Start of Provided records

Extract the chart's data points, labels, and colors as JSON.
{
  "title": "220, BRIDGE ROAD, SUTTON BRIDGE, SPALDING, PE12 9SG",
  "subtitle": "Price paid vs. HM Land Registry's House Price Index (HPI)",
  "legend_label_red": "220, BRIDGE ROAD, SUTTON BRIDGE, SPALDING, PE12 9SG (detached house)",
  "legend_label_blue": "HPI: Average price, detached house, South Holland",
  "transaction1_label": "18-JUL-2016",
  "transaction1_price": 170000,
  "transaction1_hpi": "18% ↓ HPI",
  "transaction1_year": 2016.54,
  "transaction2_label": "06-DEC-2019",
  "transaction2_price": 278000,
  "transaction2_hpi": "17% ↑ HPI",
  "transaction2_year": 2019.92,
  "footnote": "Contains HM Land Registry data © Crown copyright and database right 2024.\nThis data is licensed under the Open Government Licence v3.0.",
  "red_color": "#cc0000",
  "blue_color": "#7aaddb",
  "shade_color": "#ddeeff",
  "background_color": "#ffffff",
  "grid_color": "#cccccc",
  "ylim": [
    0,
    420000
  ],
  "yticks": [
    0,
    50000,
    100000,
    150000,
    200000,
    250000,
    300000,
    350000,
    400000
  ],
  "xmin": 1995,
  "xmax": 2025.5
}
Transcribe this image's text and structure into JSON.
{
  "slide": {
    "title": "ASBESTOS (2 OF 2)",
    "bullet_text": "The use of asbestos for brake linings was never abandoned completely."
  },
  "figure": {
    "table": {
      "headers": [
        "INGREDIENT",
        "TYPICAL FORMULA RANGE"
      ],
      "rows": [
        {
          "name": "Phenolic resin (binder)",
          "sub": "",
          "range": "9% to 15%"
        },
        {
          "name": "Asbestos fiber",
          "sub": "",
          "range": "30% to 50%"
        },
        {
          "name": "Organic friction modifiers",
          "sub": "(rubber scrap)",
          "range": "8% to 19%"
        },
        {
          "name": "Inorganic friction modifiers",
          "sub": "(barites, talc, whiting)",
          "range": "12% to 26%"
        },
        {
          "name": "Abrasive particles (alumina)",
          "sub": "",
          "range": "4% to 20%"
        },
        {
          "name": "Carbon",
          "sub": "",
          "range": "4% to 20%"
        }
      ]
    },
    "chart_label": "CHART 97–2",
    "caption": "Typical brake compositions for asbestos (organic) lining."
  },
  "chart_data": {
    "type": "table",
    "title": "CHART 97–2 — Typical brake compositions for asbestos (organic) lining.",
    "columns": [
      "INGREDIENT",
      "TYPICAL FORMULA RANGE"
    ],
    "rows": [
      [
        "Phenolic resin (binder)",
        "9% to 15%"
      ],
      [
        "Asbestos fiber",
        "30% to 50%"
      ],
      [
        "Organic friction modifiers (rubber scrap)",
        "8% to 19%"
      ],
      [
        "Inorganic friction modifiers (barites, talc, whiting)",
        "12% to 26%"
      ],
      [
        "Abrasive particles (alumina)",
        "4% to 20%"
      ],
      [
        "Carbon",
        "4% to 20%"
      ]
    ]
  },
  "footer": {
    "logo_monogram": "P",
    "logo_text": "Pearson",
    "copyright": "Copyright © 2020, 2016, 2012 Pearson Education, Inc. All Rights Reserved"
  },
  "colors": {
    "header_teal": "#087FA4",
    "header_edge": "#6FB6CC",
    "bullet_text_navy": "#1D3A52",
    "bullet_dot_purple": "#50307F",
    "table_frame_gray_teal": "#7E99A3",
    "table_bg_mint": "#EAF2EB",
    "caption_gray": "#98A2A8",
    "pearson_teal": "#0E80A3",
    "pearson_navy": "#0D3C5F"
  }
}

End of Provided records

Print all of the entries again, exactly as written.

Final result:
Extract the chart's data points, labels, and colors as JSON.
{
  "title": "220, BRIDGE ROAD, SUTTON BRIDGE, SPALDING, PE12 9SG",
  "subtitle": "Price paid vs. HM Land Registry's House Price Index (HPI)",
  "legend_label_red": "220, BRIDGE ROAD, SUTTON BRIDGE, SPALDING, PE12 9SG (detached house)",
  "legend_label_blue": "HPI: Average price, detached house, South Holland",
  "transaction1_label": "18-JUL-2016",
  "transaction1_price": 170000,
  "transaction1_hpi": "18% ↓ HPI",
  "transaction1_year": 2016.54,
  "transaction2_label": "06-DEC-2019",
  "transaction2_price": 278000,
  "transaction2_hpi": "17% ↑ HPI",
  "transaction2_year": 2019.92,
  "footnote": "Contains HM Land Registry data © Crown copyright and database right 2024.\nThis data is licensed under the Open Government Licence v3.0.",
  "red_color": "#cc0000",
  "blue_color": "#7aaddb",
  "shade_color": "#ddeeff",
  "background_color": "#ffffff",
  "grid_color": "#cccccc",
  "ylim": [
    0,
    420000
  ],
  "yticks": [
    0,
    50000,
    100000,
    150000,
    200000,
    250000,
    300000,
    350000,
    400000
  ],
  "xmin": 1995,
  "xmax": 2025.5
}
Transcribe this image's text and structure into JSON.
{
  "slide": {
    "title": "ASBESTOS (2 OF 2)",
    "bullet_text": "The use of asbestos for brake linings was never abandoned completely."
  },
  "figure": {
    "table": {
      "headers": [
        "INGREDIENT",
        "TYPICAL FORMULA RANGE"
      ],
      "rows": [
        {
          "name": "Phenolic resin (binder)",
          "sub": "",
          "range": "9% to 15%"
        },
        {
          "name": "Asbestos fiber",
          "sub": "",
          "range": "30% to 50%"
        },
        {
          "name": "Organic friction modifiers",
          "sub": "(rubber scrap)",
          "range": "8% to 19%"
        },
        {
          "name": "Inorganic friction modifiers",
          "sub": "(barites, talc, whiting)",
          "range": "12% to 26%"
        },
        {
          "name": "Abrasive particles (alumina)",
          "sub": "",
          "range": "4% to 20%"
        },
        {
          "name": "Carbon",
          "sub": "",
          "range": "4% to 20%"
        }
      ]
    },
    "chart_label": "CHART 97–2",
    "caption": "Typical brake compositions for asbestos (organic) lining."
  },
  "chart_data": {
    "type": "table",
    "title": "CHART 97–2 — Typical brake compositions for asbestos (organic) lining.",
    "columns": [
      "INGREDIENT",
      "TYPICAL FORMULA RANGE"
    ],
    "rows": [
      [
        "Phenolic resin (binder)",
        "9% to 15%"
      ],
      [
        "Asbestos fiber",
        "30% to 50%"
      ],
      [
        "Organic friction modifiers (rubber scrap)",
        "8% to 19%"
      ],
      [
        "Inorganic friction modifiers (barites, talc, whiting)",
        "12% to 26%"
      ],
      [
        "Abrasive particles (alumina)",
        "4% to 20%"
      ],
      [
        "Carbon",
        "4% to 20%"
      ]
    ]
  },
  "footer": {
    "logo_monogram": "P",
    "logo_text": "Pearson",
    "copyright": "Copyright © 2020, 2016, 2012 Pearson Education, Inc. All Rights Reserved"
  },
  "colors": {
    "header_teal": "#087FA4",
    "header_edge": "#6FB6CC",
    "bullet_text_navy": "#1D3A52",
    "bullet_dot_purple": "#50307F",
    "table_frame_gray_teal": "#7E99A3",
    "table_bg_mint": "#EAF2EB",
    "caption_gray": "#98A2A8",
    "pearson_teal": "#0E80A3",
    "pearson_navy": "#0D3C5F"
  }
}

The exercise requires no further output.